Goal of the exercise →
Please copy out all the data. Every detail stays the same.

****************

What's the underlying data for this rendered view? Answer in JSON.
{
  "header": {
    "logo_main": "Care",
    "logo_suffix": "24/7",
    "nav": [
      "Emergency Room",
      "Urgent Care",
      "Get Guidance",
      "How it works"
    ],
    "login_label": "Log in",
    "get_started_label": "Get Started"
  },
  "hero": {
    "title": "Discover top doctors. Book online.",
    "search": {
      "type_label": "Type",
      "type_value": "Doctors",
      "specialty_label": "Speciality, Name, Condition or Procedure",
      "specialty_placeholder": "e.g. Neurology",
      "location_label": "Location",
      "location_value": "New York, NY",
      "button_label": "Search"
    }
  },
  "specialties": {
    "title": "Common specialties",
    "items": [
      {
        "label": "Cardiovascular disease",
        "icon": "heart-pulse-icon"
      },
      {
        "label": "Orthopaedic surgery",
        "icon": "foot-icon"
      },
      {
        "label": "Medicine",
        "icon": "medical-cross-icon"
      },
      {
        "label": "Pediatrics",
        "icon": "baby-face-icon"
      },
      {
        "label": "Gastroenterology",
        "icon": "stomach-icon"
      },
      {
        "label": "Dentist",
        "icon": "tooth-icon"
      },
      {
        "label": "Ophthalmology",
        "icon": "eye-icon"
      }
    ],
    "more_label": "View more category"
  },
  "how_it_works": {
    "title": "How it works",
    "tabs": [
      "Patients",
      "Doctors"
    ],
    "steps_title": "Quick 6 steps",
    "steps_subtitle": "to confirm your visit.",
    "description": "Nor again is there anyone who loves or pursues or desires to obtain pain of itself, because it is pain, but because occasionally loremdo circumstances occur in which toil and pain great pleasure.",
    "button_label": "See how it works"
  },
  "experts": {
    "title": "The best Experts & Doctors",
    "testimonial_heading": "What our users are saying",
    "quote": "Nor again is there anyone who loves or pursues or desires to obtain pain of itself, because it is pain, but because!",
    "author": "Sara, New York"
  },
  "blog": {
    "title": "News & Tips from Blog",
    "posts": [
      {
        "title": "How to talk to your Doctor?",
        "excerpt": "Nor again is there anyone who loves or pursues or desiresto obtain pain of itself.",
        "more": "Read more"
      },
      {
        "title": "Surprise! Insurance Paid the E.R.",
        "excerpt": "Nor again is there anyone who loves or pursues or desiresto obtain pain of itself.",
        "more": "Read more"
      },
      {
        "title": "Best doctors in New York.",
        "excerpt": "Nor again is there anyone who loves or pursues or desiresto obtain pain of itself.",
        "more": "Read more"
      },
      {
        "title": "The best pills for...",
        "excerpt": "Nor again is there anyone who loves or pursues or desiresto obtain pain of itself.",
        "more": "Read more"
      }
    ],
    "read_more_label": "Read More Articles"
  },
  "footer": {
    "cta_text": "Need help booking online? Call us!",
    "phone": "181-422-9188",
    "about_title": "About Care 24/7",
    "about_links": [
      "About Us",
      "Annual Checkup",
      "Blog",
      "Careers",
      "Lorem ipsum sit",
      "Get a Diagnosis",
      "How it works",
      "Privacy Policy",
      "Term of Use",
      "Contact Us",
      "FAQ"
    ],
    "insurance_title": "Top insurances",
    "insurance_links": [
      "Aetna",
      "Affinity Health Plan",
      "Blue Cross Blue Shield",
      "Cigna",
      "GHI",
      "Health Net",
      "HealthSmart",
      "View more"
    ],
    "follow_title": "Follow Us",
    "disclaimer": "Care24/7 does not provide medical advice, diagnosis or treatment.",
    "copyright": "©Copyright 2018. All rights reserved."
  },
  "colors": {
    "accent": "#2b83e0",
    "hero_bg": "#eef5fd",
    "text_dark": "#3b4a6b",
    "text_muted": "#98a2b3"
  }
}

****************

Response to the task →
What's the underlying data for this rendered view? Answer in JSON.
{
  "header": {
    "logo_main": "Care",
    "logo_suffix": "24/7",
    "nav": [
      "Emergency Room",
      "Urgent Care",
      "Get Guidance",
      "How it works"
    ],
    "login_label": "Log in",
    "get_started_label": "Get Started"
  },
  "hero": {
    "title": "Discover top doctors. Book online.",
    "search": {
      "type_label": "Type",
      "type_value": "Doctors",
      "specialty_label": "Speciality, Name, Condition or Procedure",
      "specialty_placeholder": "e.g. Neurology",
      "location_label": "Location",
      "location_value": "New York, NY",
      "button_label": "Search"
    }
  },
  "specialties": {
    "title": "Common specialties",
    "items": [
      {
        "label": "Cardiovascular disease",
        "icon": "heart-pulse-icon"
      },
      {
        "label": "Orthopaedic surgery",
        "icon": "foot-icon"
      },
      {
        "label": "Medicine",
        "icon": "medical-cross-icon"
      },
      {
        "label": "Pediatrics",
        "icon": "baby-face-icon"
      },
      {
        "label": "Gastroenterology",
        "icon": "stomach-icon"
      },
      {
        "label": "Dentist",
        "icon": "tooth-icon"
      },
      {
        "label": "Ophthalmology",
        "icon": "eye-icon"
      }
    ],
    "more_label": "View more category"
  },
  "how_it_works": {
    "title": "How it works",
    "tabs": [
      "Patients",
      "Doctors"
    ],
    "steps_title": "Quick 6 steps",
    "steps_subtitle": "to confirm your visit.",
    "description": "Nor again is there anyone who loves or pursues or desires to obtain pain of itself, because it is pain, but because occasionally loremdo circumstances occur in which toil and pain great pleasure.",
    "button_label": "See how it works"
  },
  "experts": {
    "title": "The best Experts & Doctors",
    "testimonial_heading": "What our users are saying",
    "quote": "Nor again is there anyone who loves or pursues or desires to obtain pain of itself, because it is pain, but because!",
    "author": "Sara, New York"
  },
  "blog": {
    "title": "News & Tips from Blog",
    "posts": [
      {
        "title": "How to talk to your Doctor?",
        "excerpt": "Nor again is there anyone who loves or pursues or desiresto obtain pain of itself.",
        "more": "Read more"
      },
      {
        "title": "Surprise! Insurance Paid the E.R.",
        "excerpt": "Nor again is there anyone who loves or pursues or desiresto obtain pain of itself.",
        "more": "Read more"
      },
      {
        "title": "Best doctors in New York.",
        "excerpt": "Nor again is there anyone who loves or pursues or desiresto obtain pain of itself.",
        "more": "Read more"
      },
      {
        "title": "The best pills for...",
        "excerpt": "Nor again is there anyone who loves or pursues or desiresto obtain pain of itself.",
        "more": "Read more"
      }
    ],
    "read_more_label": "Read More Articles"
  },
  "footer": {
    "cta_text": "Need help booking online? Call us!",
    "phone": "181-422-9188",
    "about_title": "About Care 24/7",
    "about_links": [
      "About Us",
      "Annual Checkup",
      "Blog",
      "Careers",
      "Lorem ipsum sit",
      "Get a Diagnosis",
      "How it works",
      "Privacy Policy",
      "Term of Use",
      "Contact Us",
      "FAQ"
    ],
    "insurance_title": "Top insurances",
    "insurance_links": [
      "Aetna",
      "Affinity Health Plan",
      "Blue Cross Blue Shield",
      "Cigna",
      "GHI",
      "Health Net",
      "HealthSmart",
      "View more"
    ],
    "follow_title": "Follow Us",
    "disclaimer": "Care24/7 does not provide medical advice, diagnosis or treatment.",
    "copyright": "©Copyright 2018. All rights reserved."
  },
  "colors": {
    "accent": "#2b83e0",
    "hero_bg": "#eef5fd",
    "text_dark": "#3b4a6b",
    "text_muted": "#98a2b3"
  }
}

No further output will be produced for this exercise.